• _Aim_
Repeat every entry word for word, but leave the images out of your copy.

(Stored records)
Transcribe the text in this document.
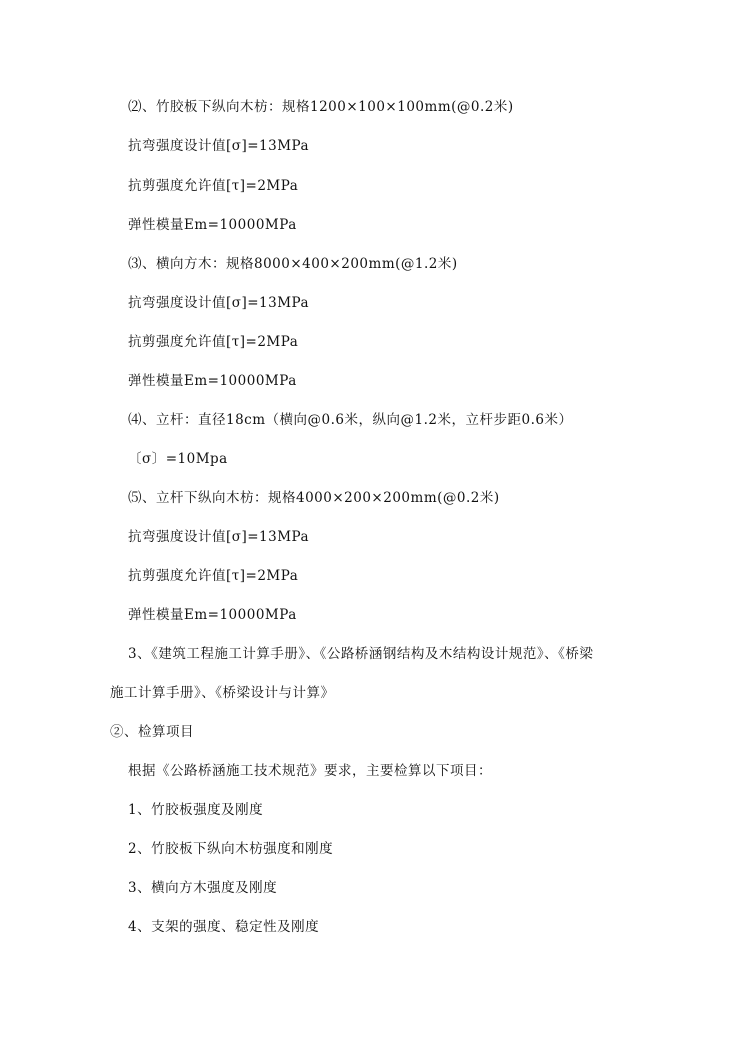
⑵、竹胶板下纵向木枋：规格1200×100×100mm(@0.2米)
抗弯强度设计值[σ]=13MPa
抗剪强度允许值[τ]=2MPa
弹性模量Em=10000MPa
⑶、横向方木：规格8000×400×200mm(@1.2米)
抗弯强度设计值[σ]=13MPa
抗剪强度允许值[τ]=2MPa
弹性模量Em=10000MPa
⑷、立杆：直径18cm（横向@0.6米，纵向@1.2米，立杆步距0.6米）
〔σ〕=10Mpa
⑸、立杆下纵向木枋：规格4000×200×200mm(@0.2米)
抗弯强度设计值[σ]=13MPa
抗剪强度允许值[τ]=2MPa
弹性模量Em=10000MPa
3、《建筑工程施工计算手册》、《公路桥涵钢结构及木结构设计规范》、《桥梁
施工计算手册》、《桥梁设计与计算》
②、检算项目
根据《公路桥涵施工技术规范》要求，主要检算以下项目：
1、竹胶板强度及刚度
2、竹胶板下纵向木枋强度和刚度
3、横向方木强度及刚度
4、支架的强度、稳定性及刚度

• _Full output_
Transcribe the text in this document.
⑵、竹胶板下纵向木枋：规格1200×100×100mm(@0.2米)
抗弯强度设计值[σ]=13MPa
抗剪强度允许值[τ]=2MPa
弹性模量Em=10000MPa
⑶、横向方木：规格8000×400×200mm(@1.2米)
抗弯强度设计值[σ]=13MPa
抗剪强度允许值[τ]=2MPa
弹性模量Em=10000MPa
⑷、立杆：直径18cm（横向@0.6米，纵向@1.2米，立杆步距0.6米）
〔σ〕=10Mpa
⑸、立杆下纵向木枋：规格4000×200×200mm(@0.2米)
抗弯强度设计值[σ]=13MPa
抗剪强度允许值[τ]=2MPa
弹性模量Em=10000MPa
3、《建筑工程施工计算手册》、《公路桥涵钢结构及木结构设计规范》、《桥梁
施工计算手册》、《桥梁设计与计算》
②、检算项目
根据《公路桥涵施工技术规范》要求，主要检算以下项目：
1、竹胶板强度及刚度
2、竹胶板下纵向木枋强度和刚度
3、横向方木强度及刚度
4、支架的强度、稳定性及刚度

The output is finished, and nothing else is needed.